[Figure contents as structured data]
━━━━━━━━━━━━━━━━

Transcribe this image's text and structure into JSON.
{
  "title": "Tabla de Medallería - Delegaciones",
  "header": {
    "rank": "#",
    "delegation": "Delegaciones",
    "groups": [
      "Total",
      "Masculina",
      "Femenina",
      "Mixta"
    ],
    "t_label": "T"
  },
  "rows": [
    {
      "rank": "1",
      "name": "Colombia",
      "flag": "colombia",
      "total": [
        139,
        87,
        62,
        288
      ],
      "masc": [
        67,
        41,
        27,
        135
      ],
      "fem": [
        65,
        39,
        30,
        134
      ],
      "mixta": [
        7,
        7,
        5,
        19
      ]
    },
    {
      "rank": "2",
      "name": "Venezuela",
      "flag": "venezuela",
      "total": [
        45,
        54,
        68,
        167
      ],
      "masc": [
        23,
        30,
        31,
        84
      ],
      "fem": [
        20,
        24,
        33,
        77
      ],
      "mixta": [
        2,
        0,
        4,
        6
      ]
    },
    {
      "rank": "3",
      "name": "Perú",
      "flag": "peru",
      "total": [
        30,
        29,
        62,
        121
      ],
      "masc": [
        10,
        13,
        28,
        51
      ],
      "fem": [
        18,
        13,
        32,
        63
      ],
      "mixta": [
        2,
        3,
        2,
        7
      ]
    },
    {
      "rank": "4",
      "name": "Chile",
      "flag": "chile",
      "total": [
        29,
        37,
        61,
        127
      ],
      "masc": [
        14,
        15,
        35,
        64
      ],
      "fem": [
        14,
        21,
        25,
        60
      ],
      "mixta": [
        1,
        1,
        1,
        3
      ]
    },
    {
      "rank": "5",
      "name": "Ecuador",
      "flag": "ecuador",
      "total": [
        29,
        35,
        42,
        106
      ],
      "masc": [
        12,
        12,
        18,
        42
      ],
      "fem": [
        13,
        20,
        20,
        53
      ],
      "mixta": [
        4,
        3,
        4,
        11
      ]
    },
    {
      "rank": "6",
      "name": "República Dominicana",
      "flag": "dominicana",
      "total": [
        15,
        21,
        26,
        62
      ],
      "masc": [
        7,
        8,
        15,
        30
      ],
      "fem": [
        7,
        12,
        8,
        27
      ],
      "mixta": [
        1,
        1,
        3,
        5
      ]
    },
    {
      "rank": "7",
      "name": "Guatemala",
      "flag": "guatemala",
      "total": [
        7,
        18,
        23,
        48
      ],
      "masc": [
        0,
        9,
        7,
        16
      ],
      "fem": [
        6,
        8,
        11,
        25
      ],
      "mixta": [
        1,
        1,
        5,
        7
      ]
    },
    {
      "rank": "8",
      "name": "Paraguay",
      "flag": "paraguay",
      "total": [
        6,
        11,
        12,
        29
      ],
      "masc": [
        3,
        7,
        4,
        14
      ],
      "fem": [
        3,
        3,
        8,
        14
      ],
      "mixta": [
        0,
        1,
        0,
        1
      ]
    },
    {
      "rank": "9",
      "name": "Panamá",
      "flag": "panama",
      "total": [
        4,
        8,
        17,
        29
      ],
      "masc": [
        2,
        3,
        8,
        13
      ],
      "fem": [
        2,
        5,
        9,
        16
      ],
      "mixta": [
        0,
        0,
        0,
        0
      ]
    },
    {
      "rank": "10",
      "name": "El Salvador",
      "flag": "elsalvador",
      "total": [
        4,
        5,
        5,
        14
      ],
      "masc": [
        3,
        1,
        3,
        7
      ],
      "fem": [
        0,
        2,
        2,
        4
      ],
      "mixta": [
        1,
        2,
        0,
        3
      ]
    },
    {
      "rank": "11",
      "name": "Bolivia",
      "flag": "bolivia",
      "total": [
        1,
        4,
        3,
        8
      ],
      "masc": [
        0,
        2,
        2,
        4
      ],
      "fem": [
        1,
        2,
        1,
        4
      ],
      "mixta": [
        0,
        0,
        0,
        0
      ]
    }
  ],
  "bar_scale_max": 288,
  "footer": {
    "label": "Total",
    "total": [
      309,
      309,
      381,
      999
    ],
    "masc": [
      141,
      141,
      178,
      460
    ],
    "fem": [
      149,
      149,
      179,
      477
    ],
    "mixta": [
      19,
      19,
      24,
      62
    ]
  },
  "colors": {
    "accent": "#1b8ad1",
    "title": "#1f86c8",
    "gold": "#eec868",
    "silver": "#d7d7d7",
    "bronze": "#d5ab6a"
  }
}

━━━━━━━━━━━━━━━━

Exercise brief — Copy out the whole listing exactly; please set it all down.

Task output —
Transcribe this image's text and structure into JSON.
{
  "title": "Tabla de Medallería - Delegaciones",
  "header": {
    "rank": "#",
    "delegation": "Delegaciones",
    "groups": [
      "Total",
      "Masculina",
      "Femenina",
      "Mixta"
    ],
    "t_label": "T"
  },
  "rows": [
    {
      "rank": "1",
      "name": "Colombia",
      "flag": "colombia",
      "total": [
        139,
        87,
        62,
        288
      ],
      "masc": [
        67,
        41,
        27,
        135
      ],
      "fem": [
        65,
        39,
        30,
        134
      ],
      "mixta": [
        7,
        7,
        5,
        19
      ]
    },
    {
      "rank": "2",
      "name": "Venezuela",
      "flag": "venezuela",
      "total": [
        45,
        54,
        68,
        167
      ],
      "masc": [
        23,
        30,
        31,
        84
      ],
      "fem": [
        20,
        24,
        33,
        77
      ],
      "mixta": [
        2,
        0,
        4,
        6
      ]
    },
    {
      "rank": "3",
      "name": "Perú",
      "flag": "peru",
      "total": [
        30,
        29,
        62,
        121
      ],
      "masc": [
        10,
        13,
        28,
        51
      ],
      "fem": [
        18,
        13,
        32,
        63
      ],
      "mixta": [
        2,
        3,
        2,
        7
      ]
    },
    {
      "rank": "4",
      "name": "Chile",
      "flag": "chile",
      "total": [
        29,
        37,
        61,
        127
      ],
      "masc": [
        14,
        15,
        35,
        64
      ],
      "fem": [
        14,
        21,
        25,
        60
      ],
      "mixta": [
        1,
        1,
        1,
        3
      ]
    },
    {
      "rank": "5",
      "name": "Ecuador",
      "flag": "ecuador",
      "total": [
        29,
        35,
        42,
        106
      ],
      "masc": [
        12,
        12,
        18,
        42
      ],
      "fem": [
        13,
        20,
        20,
        53
      ],
      "mixta": [
        4,
        3,
        4,
        11
      ]
    },
    {
      "rank": "6",
      "name": "República Dominicana",
      "flag": "dominicana",
      "total": [
        15,
        21,
        26,
        62
      ],
      "masc": [
        7,
        8,
        15,
        30
      ],
      "fem": [
        7,
        12,
        8,
        27
      ],
      "mixta": [
        1,
        1,
        3,
        5
      ]
    },
    {
      "rank": "7",
      "name": "Guatemala",
      "flag": "guatemala",
      "total": [
        7,
        18,
        23,
        48
      ],
      "masc": [
        0,
        9,
        7,
        16
      ],
      "fem": [
        6,
        8,
        11,
        25
      ],
      "mixta": [
        1,
        1,
        5,
        7
      ]
    },
    {
      "rank": "8",
      "name": "Paraguay",
      "flag": "paraguay",
      "total": [
        6,
        11,
        12,
        29
      ],
      "masc": [
        3,
        7,
        4,
        14
      ],
      "fem": [
        3,
        3,
        8,
        14
      ],
      "mixta": [
        0,
        1,
        0,
        1
      ]
    },
    {
      "rank": "9",
      "name": "Panamá",
      "flag": "panama",
      "total": [
        4,
        8,
        17,
        29
      ],
      "masc": [
        2,
        3,
        8,
        13
      ],
      "fem": [
        2,
        5,
        9,
        16
      ],
      "mixta": [
        0,
        0,
        0,
        0
      ]
    },
    {
      "rank": "10",
      "name": "El Salvador",
      "flag": "elsalvador",
      "total": [
        4,
        5,
        5,
        14
      ],
      "masc": [
        3,
        1,
        3,
        7
      ],
      "fem": [
        0,
        2,
        2,
        4
      ],
      "mixta": [
        1,
        2,
        0,
        3
      ]
    },
    {
      "rank": "11",
      "name": "Bolivia",
      "flag": "bolivia",
      "total": [
        1,
        4,
        3,
        8
      ],
      "masc": [
        0,
        2,
        2,
        4
      ],
      "fem": [
        1,
        2,
        1,
        4
      ],
      "mixta": [
        0,
        0,
        0,
        0
      ]
    }
  ],
  "bar_scale_max": 288,
  "footer": {
    "label": "Total",
    "total": [
      309,
      309,
      381,
      999
    ],
    "masc": [
      141,
      141,
      178,
      460
    ],
    "fem": [
      149,
      149,
      179,
      477
    ],
    "mixta": [
      19,
      19,
      24,
      62
    ]
  },
  "colors": {
    "accent": "#1b8ad1",
    "title": "#1f86c8",
    "gold": "#eec868",
    "silver": "#d7d7d7",
    "bronze": "#d5ab6a"
  }
}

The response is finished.